> **What the task requires**
Pull every line containing "flyme" out of the material below.
++++ Records for this task ++++
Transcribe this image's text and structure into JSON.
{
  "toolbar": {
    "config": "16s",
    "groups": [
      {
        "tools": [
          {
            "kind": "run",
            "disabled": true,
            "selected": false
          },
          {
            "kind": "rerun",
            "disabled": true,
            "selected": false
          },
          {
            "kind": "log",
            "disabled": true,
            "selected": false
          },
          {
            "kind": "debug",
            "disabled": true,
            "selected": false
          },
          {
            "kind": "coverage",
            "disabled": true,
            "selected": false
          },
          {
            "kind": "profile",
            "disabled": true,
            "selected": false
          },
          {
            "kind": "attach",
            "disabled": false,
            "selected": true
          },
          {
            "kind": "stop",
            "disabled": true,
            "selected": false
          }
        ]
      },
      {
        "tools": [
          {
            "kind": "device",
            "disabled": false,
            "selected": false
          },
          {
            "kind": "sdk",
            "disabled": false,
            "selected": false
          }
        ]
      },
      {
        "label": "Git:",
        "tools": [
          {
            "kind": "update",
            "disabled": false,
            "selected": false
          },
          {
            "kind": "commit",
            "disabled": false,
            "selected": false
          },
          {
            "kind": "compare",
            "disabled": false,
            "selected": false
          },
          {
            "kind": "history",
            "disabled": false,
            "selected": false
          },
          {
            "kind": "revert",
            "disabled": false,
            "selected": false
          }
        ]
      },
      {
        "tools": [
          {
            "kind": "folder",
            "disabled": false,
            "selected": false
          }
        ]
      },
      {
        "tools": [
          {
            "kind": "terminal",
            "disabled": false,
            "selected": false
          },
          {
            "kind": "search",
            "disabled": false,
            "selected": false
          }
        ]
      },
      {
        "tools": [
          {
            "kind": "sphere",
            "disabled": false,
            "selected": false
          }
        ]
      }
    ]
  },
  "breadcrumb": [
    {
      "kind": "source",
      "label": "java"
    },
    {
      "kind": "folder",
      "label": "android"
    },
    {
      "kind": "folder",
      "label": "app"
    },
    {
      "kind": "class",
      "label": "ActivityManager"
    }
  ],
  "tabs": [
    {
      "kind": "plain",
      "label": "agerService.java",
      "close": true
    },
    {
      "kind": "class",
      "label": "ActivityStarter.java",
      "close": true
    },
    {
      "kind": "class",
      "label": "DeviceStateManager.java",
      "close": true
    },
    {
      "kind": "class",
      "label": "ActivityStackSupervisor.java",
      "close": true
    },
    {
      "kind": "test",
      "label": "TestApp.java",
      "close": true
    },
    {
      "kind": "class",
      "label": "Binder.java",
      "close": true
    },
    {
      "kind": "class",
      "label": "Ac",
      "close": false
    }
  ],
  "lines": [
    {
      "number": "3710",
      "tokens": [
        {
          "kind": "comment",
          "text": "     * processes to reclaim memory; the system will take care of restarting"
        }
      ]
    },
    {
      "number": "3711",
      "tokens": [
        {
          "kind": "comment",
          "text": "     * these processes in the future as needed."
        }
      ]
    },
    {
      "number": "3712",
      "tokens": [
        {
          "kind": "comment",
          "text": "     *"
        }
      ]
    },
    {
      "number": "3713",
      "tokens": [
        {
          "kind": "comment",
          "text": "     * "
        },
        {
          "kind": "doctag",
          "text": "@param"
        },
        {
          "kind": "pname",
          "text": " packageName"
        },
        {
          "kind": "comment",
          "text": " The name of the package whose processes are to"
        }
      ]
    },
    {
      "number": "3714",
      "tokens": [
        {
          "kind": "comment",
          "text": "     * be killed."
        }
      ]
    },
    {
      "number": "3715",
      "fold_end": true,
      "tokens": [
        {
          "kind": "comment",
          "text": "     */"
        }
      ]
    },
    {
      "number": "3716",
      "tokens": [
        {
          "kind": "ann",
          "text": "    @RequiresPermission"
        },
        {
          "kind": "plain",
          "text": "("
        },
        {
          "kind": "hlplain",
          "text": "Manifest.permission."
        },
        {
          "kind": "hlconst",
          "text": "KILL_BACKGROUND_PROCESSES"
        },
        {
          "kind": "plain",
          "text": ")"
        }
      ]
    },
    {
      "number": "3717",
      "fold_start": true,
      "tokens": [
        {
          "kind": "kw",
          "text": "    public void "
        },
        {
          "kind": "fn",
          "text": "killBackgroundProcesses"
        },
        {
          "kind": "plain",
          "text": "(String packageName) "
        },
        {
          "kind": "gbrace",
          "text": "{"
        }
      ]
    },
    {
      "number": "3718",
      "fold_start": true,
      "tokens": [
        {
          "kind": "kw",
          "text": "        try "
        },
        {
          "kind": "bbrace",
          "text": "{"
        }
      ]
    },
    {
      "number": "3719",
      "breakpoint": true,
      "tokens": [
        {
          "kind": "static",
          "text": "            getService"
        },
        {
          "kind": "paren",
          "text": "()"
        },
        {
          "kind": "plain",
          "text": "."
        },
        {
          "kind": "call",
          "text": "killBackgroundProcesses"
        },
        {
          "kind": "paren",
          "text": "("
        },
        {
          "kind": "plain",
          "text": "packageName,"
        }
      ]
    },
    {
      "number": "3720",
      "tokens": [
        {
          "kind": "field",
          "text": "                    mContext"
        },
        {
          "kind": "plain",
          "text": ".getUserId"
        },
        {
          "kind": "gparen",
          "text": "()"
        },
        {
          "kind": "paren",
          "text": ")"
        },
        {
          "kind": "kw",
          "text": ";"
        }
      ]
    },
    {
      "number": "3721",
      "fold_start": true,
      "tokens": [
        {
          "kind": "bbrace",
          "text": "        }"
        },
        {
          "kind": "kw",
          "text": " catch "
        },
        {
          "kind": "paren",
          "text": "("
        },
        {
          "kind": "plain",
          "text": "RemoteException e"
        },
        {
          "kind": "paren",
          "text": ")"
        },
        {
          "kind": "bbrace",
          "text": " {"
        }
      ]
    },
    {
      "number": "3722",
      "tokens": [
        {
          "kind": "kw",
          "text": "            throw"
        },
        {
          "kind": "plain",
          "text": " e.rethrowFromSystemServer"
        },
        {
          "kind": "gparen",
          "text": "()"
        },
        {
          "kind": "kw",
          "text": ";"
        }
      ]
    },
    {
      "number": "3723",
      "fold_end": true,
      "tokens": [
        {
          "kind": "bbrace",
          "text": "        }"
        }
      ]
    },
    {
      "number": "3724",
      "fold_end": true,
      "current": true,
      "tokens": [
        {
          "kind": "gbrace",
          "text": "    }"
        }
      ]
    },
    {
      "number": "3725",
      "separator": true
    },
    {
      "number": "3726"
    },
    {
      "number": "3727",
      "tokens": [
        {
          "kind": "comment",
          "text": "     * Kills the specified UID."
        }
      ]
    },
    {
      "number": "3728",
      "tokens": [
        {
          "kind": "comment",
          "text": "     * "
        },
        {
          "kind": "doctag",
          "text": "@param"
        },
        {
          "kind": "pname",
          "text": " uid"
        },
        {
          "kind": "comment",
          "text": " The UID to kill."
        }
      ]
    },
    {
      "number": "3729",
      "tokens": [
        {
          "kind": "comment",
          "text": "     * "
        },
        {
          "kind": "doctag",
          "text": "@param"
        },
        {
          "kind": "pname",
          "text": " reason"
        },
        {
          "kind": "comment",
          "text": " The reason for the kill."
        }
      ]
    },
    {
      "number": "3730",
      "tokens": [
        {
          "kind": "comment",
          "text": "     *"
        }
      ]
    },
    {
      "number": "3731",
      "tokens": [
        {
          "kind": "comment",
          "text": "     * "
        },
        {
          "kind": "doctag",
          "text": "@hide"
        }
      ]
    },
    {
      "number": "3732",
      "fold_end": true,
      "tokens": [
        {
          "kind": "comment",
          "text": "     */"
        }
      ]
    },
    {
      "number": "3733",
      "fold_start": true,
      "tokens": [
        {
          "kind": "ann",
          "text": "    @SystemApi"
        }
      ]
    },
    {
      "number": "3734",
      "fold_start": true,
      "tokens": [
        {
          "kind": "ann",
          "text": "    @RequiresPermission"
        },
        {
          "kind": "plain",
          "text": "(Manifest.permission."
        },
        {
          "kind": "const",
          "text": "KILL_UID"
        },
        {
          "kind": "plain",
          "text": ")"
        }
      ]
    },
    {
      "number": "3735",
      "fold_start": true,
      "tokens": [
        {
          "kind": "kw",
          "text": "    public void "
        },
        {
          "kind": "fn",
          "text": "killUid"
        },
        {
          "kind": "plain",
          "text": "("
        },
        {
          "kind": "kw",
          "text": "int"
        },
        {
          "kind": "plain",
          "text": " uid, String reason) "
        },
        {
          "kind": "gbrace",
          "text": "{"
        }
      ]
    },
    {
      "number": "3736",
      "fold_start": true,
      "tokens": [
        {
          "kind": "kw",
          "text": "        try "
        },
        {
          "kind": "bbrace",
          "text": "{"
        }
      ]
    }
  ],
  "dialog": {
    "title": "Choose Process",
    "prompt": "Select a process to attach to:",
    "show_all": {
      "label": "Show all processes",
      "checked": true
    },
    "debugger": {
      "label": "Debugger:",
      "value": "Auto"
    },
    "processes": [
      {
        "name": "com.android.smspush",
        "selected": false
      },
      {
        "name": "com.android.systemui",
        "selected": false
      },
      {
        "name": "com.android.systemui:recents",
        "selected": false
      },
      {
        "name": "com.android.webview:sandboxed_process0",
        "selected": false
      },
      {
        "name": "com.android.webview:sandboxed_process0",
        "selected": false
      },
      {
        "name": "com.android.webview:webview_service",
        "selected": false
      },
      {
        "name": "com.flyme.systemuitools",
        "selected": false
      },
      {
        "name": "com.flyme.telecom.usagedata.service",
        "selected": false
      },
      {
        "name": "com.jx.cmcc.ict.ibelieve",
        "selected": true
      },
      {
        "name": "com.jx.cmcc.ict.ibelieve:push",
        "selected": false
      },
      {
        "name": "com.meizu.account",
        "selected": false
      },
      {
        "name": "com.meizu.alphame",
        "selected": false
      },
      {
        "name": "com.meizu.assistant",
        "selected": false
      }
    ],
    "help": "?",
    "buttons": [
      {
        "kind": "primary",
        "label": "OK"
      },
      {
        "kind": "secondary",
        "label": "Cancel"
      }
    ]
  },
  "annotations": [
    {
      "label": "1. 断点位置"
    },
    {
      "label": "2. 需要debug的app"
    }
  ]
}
++++
> **Written response**
        "name": "com.flyme.systemuitools",
        "name": "com.flyme.telecom.usagedata.service",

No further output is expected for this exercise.